# [Exercise]
Scan the material that follows. Copy every line containing the word "metal".

Source records:
★ ★ ★ ★

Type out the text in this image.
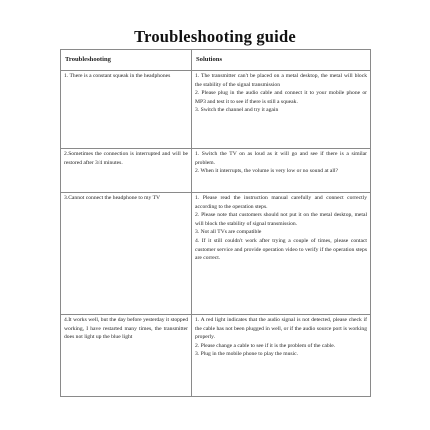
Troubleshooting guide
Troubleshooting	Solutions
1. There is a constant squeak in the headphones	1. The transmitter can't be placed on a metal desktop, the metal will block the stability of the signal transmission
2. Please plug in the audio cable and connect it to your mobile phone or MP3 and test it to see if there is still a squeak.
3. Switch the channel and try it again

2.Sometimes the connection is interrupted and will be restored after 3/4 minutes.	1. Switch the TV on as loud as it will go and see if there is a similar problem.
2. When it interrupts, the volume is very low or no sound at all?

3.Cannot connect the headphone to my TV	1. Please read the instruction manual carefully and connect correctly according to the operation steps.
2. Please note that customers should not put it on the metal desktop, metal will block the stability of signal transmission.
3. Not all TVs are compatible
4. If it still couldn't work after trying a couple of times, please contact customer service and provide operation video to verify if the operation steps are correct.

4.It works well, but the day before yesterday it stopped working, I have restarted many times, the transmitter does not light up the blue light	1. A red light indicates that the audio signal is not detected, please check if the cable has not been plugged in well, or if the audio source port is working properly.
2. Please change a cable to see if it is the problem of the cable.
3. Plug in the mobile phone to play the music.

★ ★ ★ ★

# [Correct answer]
1. There is a constant squeak in the headphones	1. The transmitter can't be placed on a metal desktop, the metal will block the stability of the signal transmission
2. Please note that customers should not put it on the metal desktop, metal will block the stability of signal transmission.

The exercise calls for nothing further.